REQUEST:
Extract every entry word for word.

DATA ENTRIES:
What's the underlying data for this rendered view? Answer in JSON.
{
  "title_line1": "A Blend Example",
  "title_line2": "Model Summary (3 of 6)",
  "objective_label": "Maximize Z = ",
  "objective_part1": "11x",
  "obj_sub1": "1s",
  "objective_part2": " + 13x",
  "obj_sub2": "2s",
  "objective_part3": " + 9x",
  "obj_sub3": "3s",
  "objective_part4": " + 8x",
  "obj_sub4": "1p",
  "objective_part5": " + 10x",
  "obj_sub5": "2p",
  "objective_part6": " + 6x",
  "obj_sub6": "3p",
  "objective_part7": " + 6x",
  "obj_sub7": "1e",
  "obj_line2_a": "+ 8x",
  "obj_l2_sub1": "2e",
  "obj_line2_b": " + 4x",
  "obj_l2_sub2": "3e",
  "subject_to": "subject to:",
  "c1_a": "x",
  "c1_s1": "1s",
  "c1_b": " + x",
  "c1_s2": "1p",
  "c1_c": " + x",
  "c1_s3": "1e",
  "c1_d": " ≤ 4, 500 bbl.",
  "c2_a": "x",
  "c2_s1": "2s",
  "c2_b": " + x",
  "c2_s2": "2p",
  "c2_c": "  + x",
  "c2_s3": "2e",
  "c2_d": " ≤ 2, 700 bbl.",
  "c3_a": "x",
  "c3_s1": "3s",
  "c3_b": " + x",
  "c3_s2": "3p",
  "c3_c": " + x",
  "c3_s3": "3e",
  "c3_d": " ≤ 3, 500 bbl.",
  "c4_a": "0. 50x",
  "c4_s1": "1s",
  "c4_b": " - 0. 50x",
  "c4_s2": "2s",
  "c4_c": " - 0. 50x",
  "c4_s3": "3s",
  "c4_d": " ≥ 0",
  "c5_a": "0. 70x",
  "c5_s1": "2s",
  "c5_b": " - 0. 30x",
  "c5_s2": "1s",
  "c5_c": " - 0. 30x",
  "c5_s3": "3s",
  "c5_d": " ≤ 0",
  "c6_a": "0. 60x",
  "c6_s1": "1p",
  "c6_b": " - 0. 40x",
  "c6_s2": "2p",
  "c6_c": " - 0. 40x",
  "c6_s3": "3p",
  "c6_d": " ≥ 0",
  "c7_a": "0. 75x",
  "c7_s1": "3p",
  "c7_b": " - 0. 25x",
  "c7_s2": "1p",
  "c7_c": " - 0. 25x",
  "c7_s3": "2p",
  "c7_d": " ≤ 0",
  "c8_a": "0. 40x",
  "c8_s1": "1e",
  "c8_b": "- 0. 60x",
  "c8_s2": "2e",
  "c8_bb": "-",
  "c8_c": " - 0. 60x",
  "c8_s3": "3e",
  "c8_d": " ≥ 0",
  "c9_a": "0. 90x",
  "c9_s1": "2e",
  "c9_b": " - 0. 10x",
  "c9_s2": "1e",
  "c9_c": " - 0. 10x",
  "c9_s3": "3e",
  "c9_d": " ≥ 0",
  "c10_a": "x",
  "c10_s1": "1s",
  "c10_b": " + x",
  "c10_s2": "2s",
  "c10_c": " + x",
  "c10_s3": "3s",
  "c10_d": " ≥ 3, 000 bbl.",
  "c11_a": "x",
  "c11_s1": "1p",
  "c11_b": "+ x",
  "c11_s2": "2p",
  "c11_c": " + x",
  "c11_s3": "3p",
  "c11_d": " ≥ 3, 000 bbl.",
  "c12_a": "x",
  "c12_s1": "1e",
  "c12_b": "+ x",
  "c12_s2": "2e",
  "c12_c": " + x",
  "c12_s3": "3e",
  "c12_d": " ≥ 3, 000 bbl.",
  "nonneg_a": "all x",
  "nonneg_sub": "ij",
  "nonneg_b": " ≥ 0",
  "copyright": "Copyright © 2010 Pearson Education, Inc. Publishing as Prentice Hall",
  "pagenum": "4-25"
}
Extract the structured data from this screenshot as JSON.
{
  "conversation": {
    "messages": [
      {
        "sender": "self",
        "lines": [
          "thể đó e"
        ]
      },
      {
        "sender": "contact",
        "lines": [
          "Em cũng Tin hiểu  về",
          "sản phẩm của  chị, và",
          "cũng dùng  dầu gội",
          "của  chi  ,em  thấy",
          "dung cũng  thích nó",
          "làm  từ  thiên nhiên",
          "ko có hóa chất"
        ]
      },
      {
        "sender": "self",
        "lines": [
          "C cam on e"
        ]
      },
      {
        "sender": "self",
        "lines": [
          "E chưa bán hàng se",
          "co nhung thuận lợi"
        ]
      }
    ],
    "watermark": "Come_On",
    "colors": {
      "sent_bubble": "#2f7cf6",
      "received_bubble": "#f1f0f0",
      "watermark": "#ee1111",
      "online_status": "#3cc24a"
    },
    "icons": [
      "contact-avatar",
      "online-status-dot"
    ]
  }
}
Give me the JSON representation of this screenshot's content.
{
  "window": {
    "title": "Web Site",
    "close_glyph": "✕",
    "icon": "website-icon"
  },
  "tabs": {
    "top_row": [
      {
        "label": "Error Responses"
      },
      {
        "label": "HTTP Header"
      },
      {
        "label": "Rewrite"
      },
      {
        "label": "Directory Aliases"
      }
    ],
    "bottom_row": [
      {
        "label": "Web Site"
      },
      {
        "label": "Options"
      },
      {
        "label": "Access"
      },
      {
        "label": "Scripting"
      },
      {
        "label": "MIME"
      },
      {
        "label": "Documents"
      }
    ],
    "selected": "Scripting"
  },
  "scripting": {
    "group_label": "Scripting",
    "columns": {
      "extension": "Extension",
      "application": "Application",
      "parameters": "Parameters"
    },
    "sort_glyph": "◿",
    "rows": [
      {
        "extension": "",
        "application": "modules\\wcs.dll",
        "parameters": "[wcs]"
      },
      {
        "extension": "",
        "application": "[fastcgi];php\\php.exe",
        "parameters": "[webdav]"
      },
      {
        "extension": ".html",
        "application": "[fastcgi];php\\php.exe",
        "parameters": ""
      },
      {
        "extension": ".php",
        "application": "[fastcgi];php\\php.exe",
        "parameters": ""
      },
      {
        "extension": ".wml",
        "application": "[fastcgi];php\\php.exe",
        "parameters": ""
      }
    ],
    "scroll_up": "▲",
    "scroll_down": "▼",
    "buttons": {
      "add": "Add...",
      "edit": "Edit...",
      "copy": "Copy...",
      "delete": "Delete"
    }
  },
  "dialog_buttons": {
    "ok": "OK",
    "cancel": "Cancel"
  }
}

SOLUTION FOR THIS PROBLEM:
What's the underlying data for this rendered view? Answer in JSON.
{
  "title_line1": "A Blend Example",
  "title_line2": "Model Summary (3 of 6)",
  "objective_label": "Maximize Z = ",
  "objective_part1": "11x",
  "obj_sub1": "1s",
  "objective_part2": " + 13x",
  "obj_sub2": "2s",
  "objective_part3": " + 9x",
  "obj_sub3": "3s",
  "objective_part4": " + 8x",
  "obj_sub4": "1p",
  "objective_part5": " + 10x",
  "obj_sub5": "2p",
  "objective_part6": " + 6x",
  "obj_sub6": "3p",
  "objective_part7": " + 6x",
  "obj_sub7": "1e",
  "obj_line2_a": "+ 8x",
  "obj_l2_sub1": "2e",
  "obj_line2_b": " + 4x",
  "obj_l2_sub2": "3e",
  "subject_to": "subject to:",
  "c1_a": "x",
  "c1_s1": "1s",
  "c1_b": " + x",
  "c1_s2": "1p",
  "c1_c": " + x",
  "c1_s3": "1e",
  "c1_d": " ≤ 4, 500 bbl.",
  "c2_a": "x",
  "c2_s1": "2s",
  "c2_b": " + x",
  "c2_s2": "2p",
  "c2_c": "  + x",
  "c2_s3": "2e",
  "c2_d": " ≤ 2, 700 bbl.",
  "c3_a": "x",
  "c3_s1": "3s",
  "c3_b": " + x",
  "c3_s2": "3p",
  "c3_c": " + x",
  "c3_s3": "3e",
  "c3_d": " ≤ 3, 500 bbl.",
  "c4_a": "0. 50x",
  "c4_s1": "1s",
  "c4_b": " - 0. 50x",
  "c4_s2": "2s",
  "c4_c": " - 0. 50x",
  "c4_s3": "3s",
  "c4_d": " ≥ 0",
  "c5_a": "0. 70x",
  "c5_s1": "2s",
  "c5_b": " - 0. 30x",
  "c5_s2": "1s",
  "c5_c": " - 0. 30x",
  "c5_s3": "3s",
  "c5_d": " ≤ 0",
  "c6_a": "0. 60x",
  "c6_s1": "1p",
  "c6_b": " - 0. 40x",
  "c6_s2": "2p",
  "c6_c": " - 0. 40x",
  "c6_s3": "3p",
  "c6_d": " ≥ 0",
  "c7_a": "0. 75x",
  "c7_s1": "3p",
  "c7_b": " - 0. 25x",
  "c7_s2": "1p",
  "c7_c": " - 0. 25x",
  "c7_s3": "2p",
  "c7_d": " ≤ 0",
  "c8_a": "0. 40x",
  "c8_s1": "1e",
  "c8_b": "- 0. 60x",
  "c8_s2": "2e",
  "c8_bb": "-",
  "c8_c": " - 0. 60x",
  "c8_s3": "3e",
  "c8_d": " ≥ 0",
  "c9_a": "0. 90x",
  "c9_s1": "2e",
  "c9_b": " - 0. 10x",
  "c9_s2": "1e",
  "c9_c": " - 0. 10x",
  "c9_s3": "3e",
  "c9_d": " ≥ 0",
  "c10_a": "x",
  "c10_s1": "1s",
  "c10_b": " + x",
  "c10_s2": "2s",
  "c10_c": " + x",
  "c10_s3": "3s",
  "c10_d": " ≥ 3, 000 bbl.",
  "c11_a": "x",
  "c11_s1": "1p",
  "c11_b": "+ x",
  "c11_s2": "2p",
  "c11_c": " + x",
  "c11_s3": "3p",
  "c11_d": " ≥ 3, 000 bbl.",
  "c12_a": "x",
  "c12_s1": "1e",
  "c12_b": "+ x",
  "c12_s2": "2e",
  "c12_c": " + x",
  "c12_s3": "3e",
  "c12_d": " ≥ 3, 000 bbl.",
  "nonneg_a": "all x",
  "nonneg_sub": "ij",
  "nonneg_b": " ≥ 0",
  "copyright": "Copyright © 2010 Pearson Education, Inc. Publishing as Prentice Hall",
  "pagenum": "4-25"
}
Extract the structured data from this screenshot as JSON.
{
  "conversation": {
    "messages": [
      {
        "sender": "self",
        "lines": [
          "thể đó e"
        ]
      },
      {
        "sender": "contact",
        "lines": [
          "Em cũng Tin hiểu  về",
          "sản phẩm của  chị, và",
          "cũng dùng  dầu gội",
          "của  chi  ,em  thấy",
          "dung cũng  thích nó",
          "làm  từ  thiên nhiên",
          "ko có hóa chất"
        ]
      },
      {
        "sender": "self",
        "lines": [
          "C cam on e"
        ]
      },
      {
        "sender": "self",
        "lines": [
          "E chưa bán hàng se",
          "co nhung thuận lợi"
        ]
      }
    ],
    "watermark": "Come_On",
    "colors": {
      "sent_bubble": "#2f7cf6",
      "received_bubble": "#f1f0f0",
      "watermark": "#ee1111",
      "online_status": "#3cc24a"
    },
    "icons": [
      "contact-avatar",
      "online-status-dot"
    ]
  }
}
Give me the JSON representation of this screenshot's content.
{
  "window": {
    "title": "Web Site",
    "close_glyph": "✕",
    "icon": "website-icon"
  },
  "tabs": {
    "top_row": [
      {
        "label": "Error Responses"
      },
      {
        "label": "HTTP Header"
      },
      {
        "label": "Rewrite"
      },
      {
        "label": "Directory Aliases"
      }
    ],
    "bottom_row": [
      {
        "label": "Web Site"
      },
      {
        "label": "Options"
      },
      {
        "label": "Access"
      },
      {
        "label": "Scripting"
      },
      {
        "label": "MIME"
      },
      {
        "label": "Documents"
      }
    ],
    "selected": "Scripting"
  },
  "scripting": {
    "group_label": "Scripting",
    "columns": {
      "extension": "Extension",
      "application": "Application",
      "parameters": "Parameters"
    },
    "sort_glyph": "◿",
    "rows": [
      {
        "extension": "",
        "application": "modules\\wcs.dll",
        "parameters": "[wcs]"
      },
      {
        "extension": "",
        "application": "[fastcgi];php\\php.exe",
        "parameters": "[webdav]"
      },
      {
        "extension": ".html",
        "application": "[fastcgi];php\\php.exe",
        "parameters": ""
      },
      {
        "extension": ".php",
        "application": "[fastcgi];php\\php.exe",
        "parameters": ""
      },
      {
        "extension": ".wml",
        "application": "[fastcgi];php\\php.exe",
        "parameters": ""
      }
    ],
    "scroll_up": "▲",
    "scroll_down": "▼",
    "buttons": {
      "add": "Add...",
      "edit": "Edit...",
      "copy": "Copy...",
      "delete": "Delete"
    }
  },
  "dialog_buttons": {
    "ok": "OK",
    "cancel": "Cancel"
  }
}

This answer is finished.